◆ **Blok Teks**:
Mengenai pasang atau
mengenakan atribut, misalnya kaos atau bener/spanduk, baik di dunia nyata
ataupun dunia maya juga dihukumi sama dengan ucapan. MUI Provinsi Jawa Timur pada
tanggal 22 Desember 2014 telah mengeluarkan fatwa tentang Hukum
Memakai/Menggunakan Atribut atau Simbol dari Agama Lain. Fatwa yang ditanda
tangani KH. Hasyim Abbas (Ketua Komisi Fatwa), Ainul Yaqin (Skretaris), KH.
Abdusshomad Buchori (Ketua MUI Jatim), H. Imam Thobroni (Sekretaris Umum) ini
memutuskan fatwa berikut: Pertama, haram
memakai atribut dan simbol agama tertentu karena bagian dari tasyabuh (menyerupai kaum lain). Kedua, haram berpartisipasi, memberi simpati, ikut
bersuka cita mengucapkan selamat atas hari raya selain agama Islam.
Salah satu dalil yang digunakan adalah hadits riwayat Ibnu Umar, bahwa Nabi SAW
bersabda: مَنْ تَشَبَّهَ بِقَوْمٍ فَهُوَ
مِنْهُمْ Artinya: Barang siapa menyerupai suatu kaum maka dia
termasuk bagian kaum tersebut. (HR Abu Daud, nomor: 4031).
Adapun mengenai Natal
Bersama semua ulama dan ahli ilmu dari berbagai negara dan lembaga dakwah,
ormas Islam menetapkan hukumnya haram, kecuali ulama yang nyeleneh atau
karena pamrih keduniaan. Hal
demikian dapat dimaklumi karena telah ada dalil yang jelas melarang mencampuradukkan akidah dan ibadah umat Islam
dengan ajaran Nasrani, berdasarkan Al-Qur'an Surah Al-Kafirun ayat 1-6 dan
Surah Al-Baqarah ayat 42.
قُلۡ يٰۤاَيُّهَا الۡكٰفِرُوۡنَۙ ) 1( لَاۤ اَعۡبُدُ مَا تَعۡبُدُوۡنَۙ ﴿2﴾ وَلَاۤ اَنۡـتُمۡ عٰبِدُوۡنَ مَاۤ بُدُ ۚ ﴿3﴾ وَلَاۤ اَنَا عَابِدٌ مَّا عَبَدۡتُّمۡۙ ﴿4﴾ وَ لَاۤ اَنۡـتُمۡ عٰبِدُوۡنَ مَاۤ اَعۡبُدُ ؕ ﴿5﴾ لَـكُمۡ دِيۡنُكُمۡ وَلِىَ دِيۡنِ﴿6﴾
Katakanlah (Muhammad), "Wahai orang-orang kafir! aku
tidak akan menyembah apa yang kamu sembah. dan kamu bukan penyembah apa yang
aku sembah. dan aku tidak pernah menjadi penyembah apa yang kamu sembah. dan
kamu tidak pernah (pula) menjadi penyembah apa yang aku sembah. Untukmu
agamamu, dan untukku agamaku.

◆ **Daftar Tugas**:
(a) Bagaimana isi teks tentang fatwa atribut agama lain ini jika diringkas dalam dua kalimat?
(b) Bisakah Anda menyalin persis bagian teks tentang fatwa atribut agama lain ini di antara "قُلۡ يٰۤاَيُّهَا الۡكٰفِرُوۡنَۙ" dan "dan untukku agamaku.", termasuk kedua batas itu?

◆ **Catatan Data**:
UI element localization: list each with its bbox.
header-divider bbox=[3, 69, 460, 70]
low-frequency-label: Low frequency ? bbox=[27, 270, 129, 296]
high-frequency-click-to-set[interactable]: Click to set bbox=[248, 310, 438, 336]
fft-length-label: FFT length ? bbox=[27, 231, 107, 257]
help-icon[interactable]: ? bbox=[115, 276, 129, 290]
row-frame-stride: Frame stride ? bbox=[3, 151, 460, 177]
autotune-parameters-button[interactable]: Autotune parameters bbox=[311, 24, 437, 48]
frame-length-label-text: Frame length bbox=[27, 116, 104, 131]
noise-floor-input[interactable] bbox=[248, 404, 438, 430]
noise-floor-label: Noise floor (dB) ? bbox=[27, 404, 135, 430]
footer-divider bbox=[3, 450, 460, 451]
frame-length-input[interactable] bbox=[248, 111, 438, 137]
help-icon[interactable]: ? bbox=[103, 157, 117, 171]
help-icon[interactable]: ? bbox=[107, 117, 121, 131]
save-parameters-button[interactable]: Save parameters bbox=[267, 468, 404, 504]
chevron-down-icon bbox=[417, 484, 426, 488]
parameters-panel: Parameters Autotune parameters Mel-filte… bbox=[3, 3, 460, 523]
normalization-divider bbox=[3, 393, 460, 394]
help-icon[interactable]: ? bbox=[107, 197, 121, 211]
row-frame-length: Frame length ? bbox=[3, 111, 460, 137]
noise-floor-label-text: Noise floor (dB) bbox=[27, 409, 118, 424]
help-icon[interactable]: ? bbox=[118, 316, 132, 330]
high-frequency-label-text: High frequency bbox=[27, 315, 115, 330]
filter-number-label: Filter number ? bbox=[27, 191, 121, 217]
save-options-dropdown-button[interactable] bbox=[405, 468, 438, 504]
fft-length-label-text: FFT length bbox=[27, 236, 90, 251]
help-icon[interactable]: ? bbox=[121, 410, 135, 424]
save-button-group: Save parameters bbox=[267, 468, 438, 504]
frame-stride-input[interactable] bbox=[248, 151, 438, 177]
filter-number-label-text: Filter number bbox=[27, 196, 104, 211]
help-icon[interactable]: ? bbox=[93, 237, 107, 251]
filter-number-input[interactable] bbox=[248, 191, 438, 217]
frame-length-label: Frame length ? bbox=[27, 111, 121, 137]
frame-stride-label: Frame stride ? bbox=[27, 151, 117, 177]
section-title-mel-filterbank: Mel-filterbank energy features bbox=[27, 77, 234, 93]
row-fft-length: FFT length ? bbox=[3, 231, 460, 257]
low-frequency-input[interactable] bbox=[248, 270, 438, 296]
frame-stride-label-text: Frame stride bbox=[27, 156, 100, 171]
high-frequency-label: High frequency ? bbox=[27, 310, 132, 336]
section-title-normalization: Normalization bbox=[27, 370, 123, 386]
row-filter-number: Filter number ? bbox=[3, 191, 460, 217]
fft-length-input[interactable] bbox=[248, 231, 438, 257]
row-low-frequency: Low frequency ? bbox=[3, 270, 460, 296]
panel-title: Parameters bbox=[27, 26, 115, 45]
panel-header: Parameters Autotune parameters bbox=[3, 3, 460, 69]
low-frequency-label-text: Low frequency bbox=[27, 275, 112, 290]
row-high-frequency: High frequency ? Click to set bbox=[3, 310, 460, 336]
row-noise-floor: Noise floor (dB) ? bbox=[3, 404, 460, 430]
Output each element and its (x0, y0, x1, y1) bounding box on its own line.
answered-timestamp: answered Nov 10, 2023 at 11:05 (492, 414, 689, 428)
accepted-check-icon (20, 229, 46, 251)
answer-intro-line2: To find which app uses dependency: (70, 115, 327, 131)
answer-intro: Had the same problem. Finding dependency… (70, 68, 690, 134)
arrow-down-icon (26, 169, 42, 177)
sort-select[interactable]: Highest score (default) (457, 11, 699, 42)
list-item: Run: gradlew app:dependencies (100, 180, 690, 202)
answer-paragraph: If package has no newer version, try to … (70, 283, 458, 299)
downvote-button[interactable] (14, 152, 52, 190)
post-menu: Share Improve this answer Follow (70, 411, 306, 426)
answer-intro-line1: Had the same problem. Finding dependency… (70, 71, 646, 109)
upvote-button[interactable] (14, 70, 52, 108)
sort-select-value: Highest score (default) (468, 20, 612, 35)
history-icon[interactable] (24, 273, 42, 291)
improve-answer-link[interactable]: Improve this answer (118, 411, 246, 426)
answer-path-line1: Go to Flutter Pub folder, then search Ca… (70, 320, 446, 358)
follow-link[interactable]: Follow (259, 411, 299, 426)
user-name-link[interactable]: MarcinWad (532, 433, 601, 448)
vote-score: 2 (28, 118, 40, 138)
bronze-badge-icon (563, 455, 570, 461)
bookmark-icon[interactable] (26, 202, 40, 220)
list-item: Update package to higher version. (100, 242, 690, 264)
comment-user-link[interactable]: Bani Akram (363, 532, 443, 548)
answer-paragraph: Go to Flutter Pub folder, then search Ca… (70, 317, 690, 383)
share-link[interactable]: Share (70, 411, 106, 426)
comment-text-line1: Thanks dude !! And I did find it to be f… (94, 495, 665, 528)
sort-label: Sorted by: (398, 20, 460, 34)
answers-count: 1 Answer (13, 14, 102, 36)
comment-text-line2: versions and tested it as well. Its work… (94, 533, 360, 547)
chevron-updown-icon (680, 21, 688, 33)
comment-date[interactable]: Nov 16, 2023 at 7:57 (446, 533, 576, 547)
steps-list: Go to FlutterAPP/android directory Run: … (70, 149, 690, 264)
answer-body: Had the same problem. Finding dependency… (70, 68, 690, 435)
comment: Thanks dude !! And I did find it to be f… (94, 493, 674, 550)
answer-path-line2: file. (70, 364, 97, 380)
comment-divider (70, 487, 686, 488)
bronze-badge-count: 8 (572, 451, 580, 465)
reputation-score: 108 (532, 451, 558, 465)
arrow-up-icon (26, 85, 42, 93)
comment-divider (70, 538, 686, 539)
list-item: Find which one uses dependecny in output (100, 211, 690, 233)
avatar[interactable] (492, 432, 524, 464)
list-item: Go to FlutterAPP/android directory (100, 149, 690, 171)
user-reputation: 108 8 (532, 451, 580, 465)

◆ **Hasil per Tugas**:
(a) MUI Provinsi Jawa Timur pada 22 Desember 2014 mengeluarkan fatwa yang mengharamkan pemakaian atribut dan simbol agama tertentu karena termasuk tasyabuh, serta mengharamkan berpartisipasi dan mengucapkan selamat atas hari raya selain agama Islam, dengan dalil antara lain hadits riwayat Ibnu Umar. Menurut teks ini, ulama dan ormas Islam juga menetapkan Natal Bersama haram berdasarkan Surah Al-Kafirun ayat 1-6 dan Surah Al-Baqarah ayat 42.

(b)
قُلۡ يٰۤاَيُّهَا الۡكٰفِرُوۡنَۙ ) 1( لَاۤ اَعۡبُدُ مَا تَعۡبُدُوۡنَۙ ﴿2﴾ وَلَاۤ اَنۡـتُمۡ عٰبِدُوۡنَ مَاۤ بُدُ ۚ ﴿3﴾ وَلَاۤ اَنَا عَابِدٌ مَّا عَبَدۡتُّمۡۙ ﴿4﴾ وَ لَاۤ اَنۡـتُمۡ عٰبِدُوۡنَ مَاۤ اَعۡبُدُ ؕ ﴿5﴾ لَـكُمۡ دِيۡنُكُمۡ وَلِىَ دِيۡنِ﴿6﴾
Katakanlah (Muhammad), "Wahai orang-orang kafir! aku
tidak akan menyembah apa yang kamu sembah. dan kamu bukan penyembah apa yang
aku sembah. dan aku tidak pernah menjadi penyembah apa yang kamu sembah. dan
kamu tidak pernah (pula) menjadi penyembah apa yang aku sembah. Untukmu
agamamu, dan untukku agamaku.